Your task is to output the data exactly as it stands.

** Start of THE RECORDS **

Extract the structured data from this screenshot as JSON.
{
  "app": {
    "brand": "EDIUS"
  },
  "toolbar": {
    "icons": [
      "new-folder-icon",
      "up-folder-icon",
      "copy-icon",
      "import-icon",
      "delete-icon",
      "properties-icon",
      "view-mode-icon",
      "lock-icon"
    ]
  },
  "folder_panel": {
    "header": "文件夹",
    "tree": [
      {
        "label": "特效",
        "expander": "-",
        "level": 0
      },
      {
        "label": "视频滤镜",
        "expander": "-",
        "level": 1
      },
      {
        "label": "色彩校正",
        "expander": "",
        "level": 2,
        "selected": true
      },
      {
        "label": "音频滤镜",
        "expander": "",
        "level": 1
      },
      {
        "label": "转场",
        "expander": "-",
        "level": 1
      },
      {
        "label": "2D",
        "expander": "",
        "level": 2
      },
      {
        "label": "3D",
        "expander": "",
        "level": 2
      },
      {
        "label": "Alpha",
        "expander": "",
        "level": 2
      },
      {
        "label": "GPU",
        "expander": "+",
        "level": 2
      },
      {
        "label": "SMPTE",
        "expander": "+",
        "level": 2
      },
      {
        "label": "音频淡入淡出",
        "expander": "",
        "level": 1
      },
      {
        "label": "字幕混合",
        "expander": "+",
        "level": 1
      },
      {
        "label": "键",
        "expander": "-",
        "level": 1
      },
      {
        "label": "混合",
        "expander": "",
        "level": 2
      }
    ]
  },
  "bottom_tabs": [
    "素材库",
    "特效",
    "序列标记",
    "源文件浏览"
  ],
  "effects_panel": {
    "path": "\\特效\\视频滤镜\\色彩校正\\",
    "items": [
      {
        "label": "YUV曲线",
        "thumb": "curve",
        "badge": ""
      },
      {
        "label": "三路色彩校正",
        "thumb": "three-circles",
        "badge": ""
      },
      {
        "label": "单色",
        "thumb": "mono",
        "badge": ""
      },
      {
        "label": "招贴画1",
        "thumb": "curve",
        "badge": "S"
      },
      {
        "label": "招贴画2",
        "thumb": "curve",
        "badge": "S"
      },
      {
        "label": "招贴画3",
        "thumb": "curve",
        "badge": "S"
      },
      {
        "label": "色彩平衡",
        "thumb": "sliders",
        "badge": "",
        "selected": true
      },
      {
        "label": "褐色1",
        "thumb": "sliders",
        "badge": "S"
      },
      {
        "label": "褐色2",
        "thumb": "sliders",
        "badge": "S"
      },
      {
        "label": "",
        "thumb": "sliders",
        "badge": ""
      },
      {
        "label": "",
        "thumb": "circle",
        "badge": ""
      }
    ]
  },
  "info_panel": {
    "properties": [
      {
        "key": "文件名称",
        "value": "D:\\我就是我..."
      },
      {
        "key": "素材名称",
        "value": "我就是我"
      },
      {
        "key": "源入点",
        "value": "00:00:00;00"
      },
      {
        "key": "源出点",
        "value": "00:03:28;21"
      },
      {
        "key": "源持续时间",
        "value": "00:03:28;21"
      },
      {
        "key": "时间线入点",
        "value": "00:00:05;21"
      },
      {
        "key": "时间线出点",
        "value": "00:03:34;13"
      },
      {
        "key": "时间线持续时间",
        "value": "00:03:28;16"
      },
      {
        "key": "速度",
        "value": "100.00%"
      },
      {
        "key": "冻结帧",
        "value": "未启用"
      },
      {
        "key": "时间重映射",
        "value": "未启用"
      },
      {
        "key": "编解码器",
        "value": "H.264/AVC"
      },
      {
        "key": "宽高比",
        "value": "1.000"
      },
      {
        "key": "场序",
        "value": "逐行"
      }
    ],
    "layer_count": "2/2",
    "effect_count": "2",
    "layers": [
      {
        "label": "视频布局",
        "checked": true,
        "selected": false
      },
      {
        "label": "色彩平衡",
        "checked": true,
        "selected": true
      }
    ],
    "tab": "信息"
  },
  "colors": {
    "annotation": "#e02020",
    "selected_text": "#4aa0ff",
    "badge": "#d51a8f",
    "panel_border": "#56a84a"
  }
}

** End of THE RECORDS **

**ANSWER:**
Extract the structured data from this screenshot as JSON.
{
  "app": {
    "brand": "EDIUS"
  },
  "toolbar": {
    "icons": [
      "new-folder-icon",
      "up-folder-icon",
      "copy-icon",
      "import-icon",
      "delete-icon",
      "properties-icon",
      "view-mode-icon",
      "lock-icon"
    ]
  },
  "folder_panel": {
    "header": "文件夹",
    "tree": [
      {
        "label": "特效",
        "expander": "-",
        "level": 0
      },
      {
        "label": "视频滤镜",
        "expander": "-",
        "level": 1
      },
      {
        "label": "色彩校正",
        "expander": "",
        "level": 2,
        "selected": true
      },
      {
        "label": "音频滤镜",
        "expander": "",
        "level": 1
      },
      {
        "label": "转场",
        "expander": "-",
        "level": 1
      },
      {
        "label": "2D",
        "expander": "",
        "level": 2
      },
      {
        "label": "3D",
        "expander": "",
        "level": 2
      },
      {
        "label": "Alpha",
        "expander": "",
        "level": 2
      },
      {
        "label": "GPU",
        "expander": "+",
        "level": 2
      },
      {
        "label": "SMPTE",
        "expander": "+",
        "level": 2
      },
      {
        "label": "音频淡入淡出",
        "expander": "",
        "level": 1
      },
      {
        "label": "字幕混合",
        "expander": "+",
        "level": 1
      },
      {
        "label": "键",
        "expander": "-",
        "level": 1
      },
      {
        "label": "混合",
        "expander": "",
        "level": 2
      }
    ]
  },
  "bottom_tabs": [
    "素材库",
    "特效",
    "序列标记",
    "源文件浏览"
  ],
  "effects_panel": {
    "path": "\\特效\\视频滤镜\\色彩校正\\",
    "items": [
      {
        "label": "YUV曲线",
        "thumb": "curve",
        "badge": ""
      },
      {
        "label": "三路色彩校正",
        "thumb": "three-circles",
        "badge": ""
      },
      {
        "label": "单色",
        "thumb": "mono",
        "badge": ""
      },
      {
        "label": "招贴画1",
        "thumb": "curve",
        "badge": "S"
      },
      {
        "label": "招贴画2",
        "thumb": "curve",
        "badge": "S"
      },
      {
        "label": "招贴画3",
        "thumb": "curve",
        "badge": "S"
      },
      {
        "label": "色彩平衡",
        "thumb": "sliders",
        "badge": "",
        "selected": true
      },
      {
        "label": "褐色1",
        "thumb": "sliders",
        "badge": "S"
      },
      {
        "label": "褐色2",
        "thumb": "sliders",
        "badge": "S"
      },
      {
        "label": "",
        "thumb": "sliders",
        "badge": ""
      },
      {
        "label": "",
        "thumb": "circle",
        "badge": ""
      }
    ]
  },
  "info_panel": {
    "properties": [
      {
        "key": "文件名称",
        "value": "D:\\我就是我..."
      },
      {
        "key": "素材名称",
        "value": "我就是我"
      },
      {
        "key": "源入点",
        "value": "00:00:00;00"
      },
      {
        "key": "源出点",
        "value": "00:03:28;21"
      },
      {
        "key": "源持续时间",
        "value": "00:03:28;21"
      },
      {
        "key": "时间线入点",
        "value": "00:00:05;21"
      },
      {
        "key": "时间线出点",
        "value": "00:03:34;13"
      },
      {
        "key": "时间线持续时间",
        "value": "00:03:28;16"
      },
      {
        "key": "速度",
        "value": "100.00%"
      },
      {
        "key": "冻结帧",
        "value": "未启用"
      },
      {
        "key": "时间重映射",
        "value": "未启用"
      },
      {
        "key": "编解码器",
        "value": "H.264/AVC"
      },
      {
        "key": "宽高比",
        "value": "1.000"
      },
      {
        "key": "场序",
        "value": "逐行"
      }
    ],
    "layer_count": "2/2",
    "effect_count": "2",
    "layers": [
      {
        "label": "视频布局",
        "checked": true,
        "selected": false
      },
      {
        "label": "色彩平衡",
        "checked": true,
        "selected": true
      }
    ],
    "tab": "信息"
  },
  "colors": {
    "annotation": "#e02020",
    "selected_text": "#4aa0ff",
    "badge": "#d51a8f",
    "panel_border": "#56a84a"
  }
}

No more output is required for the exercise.